* **Provided data**
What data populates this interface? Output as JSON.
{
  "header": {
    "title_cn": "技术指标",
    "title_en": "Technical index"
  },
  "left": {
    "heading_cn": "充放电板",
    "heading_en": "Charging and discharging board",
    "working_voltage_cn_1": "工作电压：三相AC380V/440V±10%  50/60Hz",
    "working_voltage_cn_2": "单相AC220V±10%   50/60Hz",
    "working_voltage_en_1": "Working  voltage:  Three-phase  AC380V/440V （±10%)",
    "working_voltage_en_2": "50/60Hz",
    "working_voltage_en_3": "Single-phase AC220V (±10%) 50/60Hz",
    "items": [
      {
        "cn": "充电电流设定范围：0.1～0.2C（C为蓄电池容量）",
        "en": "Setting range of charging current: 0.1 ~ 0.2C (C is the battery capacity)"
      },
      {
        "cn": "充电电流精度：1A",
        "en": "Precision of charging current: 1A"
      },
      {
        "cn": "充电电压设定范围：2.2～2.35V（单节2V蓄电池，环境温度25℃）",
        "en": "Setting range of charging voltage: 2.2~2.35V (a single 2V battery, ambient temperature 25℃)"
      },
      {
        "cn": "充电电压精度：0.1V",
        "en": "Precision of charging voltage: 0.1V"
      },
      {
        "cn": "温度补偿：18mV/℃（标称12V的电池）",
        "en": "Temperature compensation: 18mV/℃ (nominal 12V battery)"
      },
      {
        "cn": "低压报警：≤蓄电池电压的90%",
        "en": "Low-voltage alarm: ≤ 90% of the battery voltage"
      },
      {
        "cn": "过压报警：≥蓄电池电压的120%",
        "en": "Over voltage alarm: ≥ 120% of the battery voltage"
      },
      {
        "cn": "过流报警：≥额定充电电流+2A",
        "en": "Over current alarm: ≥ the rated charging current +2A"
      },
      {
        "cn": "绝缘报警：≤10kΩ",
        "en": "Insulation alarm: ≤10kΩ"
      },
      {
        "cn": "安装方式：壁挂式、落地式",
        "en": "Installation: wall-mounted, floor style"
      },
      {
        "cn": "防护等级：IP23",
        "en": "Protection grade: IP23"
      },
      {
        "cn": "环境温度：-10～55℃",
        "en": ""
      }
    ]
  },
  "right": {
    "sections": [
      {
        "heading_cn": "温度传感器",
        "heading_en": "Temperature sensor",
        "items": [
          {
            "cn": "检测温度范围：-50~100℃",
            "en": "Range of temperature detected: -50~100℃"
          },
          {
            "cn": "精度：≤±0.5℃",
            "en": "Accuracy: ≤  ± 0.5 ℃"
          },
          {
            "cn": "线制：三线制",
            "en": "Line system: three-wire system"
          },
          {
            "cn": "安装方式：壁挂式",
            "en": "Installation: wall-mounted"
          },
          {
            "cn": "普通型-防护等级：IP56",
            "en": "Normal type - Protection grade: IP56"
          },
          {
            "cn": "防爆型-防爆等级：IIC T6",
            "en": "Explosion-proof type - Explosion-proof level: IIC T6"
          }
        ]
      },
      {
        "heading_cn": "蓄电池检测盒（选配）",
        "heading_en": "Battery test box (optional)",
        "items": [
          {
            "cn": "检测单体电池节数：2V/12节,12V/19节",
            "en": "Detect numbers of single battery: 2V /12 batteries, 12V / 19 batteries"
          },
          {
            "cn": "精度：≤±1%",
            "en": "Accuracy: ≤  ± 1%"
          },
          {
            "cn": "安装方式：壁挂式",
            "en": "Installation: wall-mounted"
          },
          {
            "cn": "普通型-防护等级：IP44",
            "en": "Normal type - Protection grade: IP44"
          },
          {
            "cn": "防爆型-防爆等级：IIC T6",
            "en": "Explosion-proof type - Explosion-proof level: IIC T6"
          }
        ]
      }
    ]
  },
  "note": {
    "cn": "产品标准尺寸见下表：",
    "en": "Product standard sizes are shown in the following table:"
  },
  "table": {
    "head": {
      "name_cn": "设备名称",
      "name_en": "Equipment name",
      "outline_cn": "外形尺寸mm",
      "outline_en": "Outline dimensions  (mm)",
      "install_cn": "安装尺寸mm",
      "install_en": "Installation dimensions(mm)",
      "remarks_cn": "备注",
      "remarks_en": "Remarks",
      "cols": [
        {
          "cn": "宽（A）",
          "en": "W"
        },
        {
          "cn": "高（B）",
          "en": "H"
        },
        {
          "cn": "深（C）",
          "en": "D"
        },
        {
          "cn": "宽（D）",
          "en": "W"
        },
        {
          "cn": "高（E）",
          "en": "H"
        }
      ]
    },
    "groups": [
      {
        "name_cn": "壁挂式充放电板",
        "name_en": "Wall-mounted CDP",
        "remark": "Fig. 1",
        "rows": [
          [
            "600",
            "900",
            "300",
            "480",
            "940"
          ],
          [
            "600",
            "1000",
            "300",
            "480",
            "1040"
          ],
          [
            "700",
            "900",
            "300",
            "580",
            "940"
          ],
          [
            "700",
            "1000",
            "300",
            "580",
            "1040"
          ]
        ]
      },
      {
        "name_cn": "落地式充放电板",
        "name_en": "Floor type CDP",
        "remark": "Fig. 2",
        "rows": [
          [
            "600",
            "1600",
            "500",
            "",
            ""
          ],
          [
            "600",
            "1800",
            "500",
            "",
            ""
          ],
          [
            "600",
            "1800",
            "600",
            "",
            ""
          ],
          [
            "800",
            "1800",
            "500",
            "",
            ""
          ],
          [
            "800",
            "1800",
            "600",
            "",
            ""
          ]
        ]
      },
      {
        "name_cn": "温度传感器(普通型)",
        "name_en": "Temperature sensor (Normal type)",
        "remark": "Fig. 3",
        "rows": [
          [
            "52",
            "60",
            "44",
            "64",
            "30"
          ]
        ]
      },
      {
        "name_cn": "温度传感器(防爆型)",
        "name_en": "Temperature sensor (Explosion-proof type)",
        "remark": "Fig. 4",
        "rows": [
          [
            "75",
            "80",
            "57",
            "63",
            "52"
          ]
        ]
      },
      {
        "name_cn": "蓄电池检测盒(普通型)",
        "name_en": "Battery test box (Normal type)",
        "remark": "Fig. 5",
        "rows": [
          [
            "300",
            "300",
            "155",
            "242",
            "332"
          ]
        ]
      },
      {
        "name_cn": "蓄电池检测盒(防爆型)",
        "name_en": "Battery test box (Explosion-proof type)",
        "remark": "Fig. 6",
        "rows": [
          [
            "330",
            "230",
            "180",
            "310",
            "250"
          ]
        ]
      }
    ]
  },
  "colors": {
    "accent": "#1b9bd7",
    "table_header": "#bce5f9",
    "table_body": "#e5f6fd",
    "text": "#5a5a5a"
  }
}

* **Aim of the task**
Reproduce each line of the material above precisely.

* **Task output**
What data populates this interface? Output as JSON.
{
  "header": {
    "title_cn": "技术指标",
    "title_en": "Technical index"
  },
  "left": {
    "heading_cn": "充放电板",
    "heading_en": "Charging and discharging board",
    "working_voltage_cn_1": "工作电压：三相AC380V/440V±10%  50/60Hz",
    "working_voltage_cn_2": "单相AC220V±10%   50/60Hz",
    "working_voltage_en_1": "Working  voltage:  Three-phase  AC380V/440V （±10%)",
    "working_voltage_en_2": "50/60Hz",
    "working_voltage_en_3": "Single-phase AC220V (±10%) 50/60Hz",
    "items": [
      {
        "cn": "充电电流设定范围：0.1～0.2C（C为蓄电池容量）",
        "en": "Setting range of charging current: 0.1 ~ 0.2C (C is the battery capacity)"
      },
      {
        "cn": "充电电流精度：1A",
        "en": "Precision of charging current: 1A"
      },
      {
        "cn": "充电电压设定范围：2.2～2.35V（单节2V蓄电池，环境温度25℃）",
        "en": "Setting range of charging voltage: 2.2~2.35V (a single 2V battery, ambient temperature 25℃)"
      },
      {
        "cn": "充电电压精度：0.1V",
        "en": "Precision of charging voltage: 0.1V"
      },
      {
        "cn": "温度补偿：18mV/℃（标称12V的电池）",
        "en": "Temperature compensation: 18mV/℃ (nominal 12V battery)"
      },
      {
        "cn": "低压报警：≤蓄电池电压的90%",
        "en": "Low-voltage alarm: ≤ 90% of the battery voltage"
      },
      {
        "cn": "过压报警：≥蓄电池电压的120%",
        "en": "Over voltage alarm: ≥ 120% of the battery voltage"
      },
      {
        "cn": "过流报警：≥额定充电电流+2A",
        "en": "Over current alarm: ≥ the rated charging current +2A"
      },
      {
        "cn": "绝缘报警：≤10kΩ",
        "en": "Insulation alarm: ≤10kΩ"
      },
      {
        "cn": "安装方式：壁挂式、落地式",
        "en": "Installation: wall-mounted, floor style"
      },
      {
        "cn": "防护等级：IP23",
        "en": "Protection grade: IP23"
      },
      {
        "cn": "环境温度：-10～55℃",
        "en": ""
      }
    ]
  },
  "right": {
    "sections": [
      {
        "heading_cn": "温度传感器",
        "heading_en": "Temperature sensor",
        "items": [
          {
            "cn": "检测温度范围：-50~100℃",
            "en": "Range of temperature detected: -50~100℃"
          },
          {
            "cn": "精度：≤±0.5℃",
            "en": "Accuracy: ≤  ± 0.5 ℃"
          },
          {
            "cn": "线制：三线制",
            "en": "Line system: three-wire system"
          },
          {
            "cn": "安装方式：壁挂式",
            "en": "Installation: wall-mounted"
          },
          {
            "cn": "普通型-防护等级：IP56",
            "en": "Normal type - Protection grade: IP56"
          },
          {
            "cn": "防爆型-防爆等级：IIC T6",
            "en": "Explosion-proof type - Explosion-proof level: IIC T6"
          }
        ]
      },
      {
        "heading_cn": "蓄电池检测盒（选配）",
        "heading_en": "Battery test box (optional)",
        "items": [
          {
            "cn": "检测单体电池节数：2V/12节,12V/19节",
            "en": "Detect numbers of single battery: 2V /12 batteries, 12V / 19 batteries"
          },
          {
            "cn": "精度：≤±1%",
            "en": "Accuracy: ≤  ± 1%"
          },
          {
            "cn": "安装方式：壁挂式",
            "en": "Installation: wall-mounted"
          },
          {
            "cn": "普通型-防护等级：IP44",
            "en": "Normal type - Protection grade: IP44"
          },
          {
            "cn": "防爆型-防爆等级：IIC T6",
            "en": "Explosion-proof type - Explosion-proof level: IIC T6"
          }
        ]
      }
    ]
  },
  "note": {
    "cn": "产品标准尺寸见下表：",
    "en": "Product standard sizes are shown in the following table:"
  },
  "table": {
    "head": {
      "name_cn": "设备名称",
      "name_en": "Equipment name",
      "outline_cn": "外形尺寸mm",
      "outline_en": "Outline dimensions  (mm)",
      "install_cn": "安装尺寸mm",
      "install_en": "Installation dimensions(mm)",
      "remarks_cn": "备注",
      "remarks_en": "Remarks",
      "cols": [
        {
          "cn": "宽（A）",
          "en": "W"
        },
        {
          "cn": "高（B）",
          "en": "H"
        },
        {
          "cn": "深（C）",
          "en": "D"
        },
        {
          "cn": "宽（D）",
          "en": "W"
        },
        {
          "cn": "高（E）",
          "en": "H"
        }
      ]
    },
    "groups": [
      {
        "name_cn": "壁挂式充放电板",
        "name_en": "Wall-mounted CDP",
        "remark": "Fig. 1",
        "rows": [
          [
            "600",
            "900",
            "300",
            "480",
            "940"
          ],
          [
            "600",
            "1000",
            "300",
            "480",
            "1040"
          ],
          [
            "700",
            "900",
            "300",
            "580",
            "940"
          ],
          [
            "700",
            "1000",
            "300",
            "580",
            "1040"
          ]
        ]
      },
      {
        "name_cn": "落地式充放电板",
        "name_en": "Floor type CDP",
        "remark": "Fig. 2",
        "rows": [
          [
            "600",
            "1600",
            "500",
            "",
            ""
          ],
          [
            "600",
            "1800",
            "500",
            "",
            ""
          ],
          [
            "600",
            "1800",
            "600",
            "",
            ""
          ],
          [
            "800",
            "1800",
            "500",
            "",
            ""
          ],
          [
            "800",
            "1800",
            "600",
            "",
            ""
          ]
        ]
      },
      {
        "name_cn": "温度传感器(普通型)",
        "name_en": "Temperature sensor (Normal type)",
        "remark": "Fig. 3",
        "rows": [
          [
            "52",
            "60",
            "44",
            "64",
            "30"
          ]
        ]
      },
      {
        "name_cn": "温度传感器(防爆型)",
        "name_en": "Temperature sensor (Explosion-proof type)",
        "remark": "Fig. 4",
        "rows": [
          [
            "75",
            "80",
            "57",
            "63",
            "52"
          ]
        ]
      },
      {
        "name_cn": "蓄电池检测盒(普通型)",
        "name_en": "Battery test box (Normal type)",
        "remark": "Fig. 5",
        "rows": [
          [
            "300",
            "300",
            "155",
            "242",
            "332"
          ]
        ]
      },
      {
        "name_cn": "蓄电池检测盒(防爆型)",
        "name_en": "Battery test box (Explosion-proof type)",
        "remark": "Fig. 6",
        "rows": [
          [
            "330",
            "230",
            "180",
            "310",
            "250"
          ]
        ]
      }
    ]
  },
  "colors": {
    "accent": "#1b9bd7",
    "table_header": "#bce5f9",
    "table_body": "#e5f6fd",
    "text": "#5a5a5a"
  }
}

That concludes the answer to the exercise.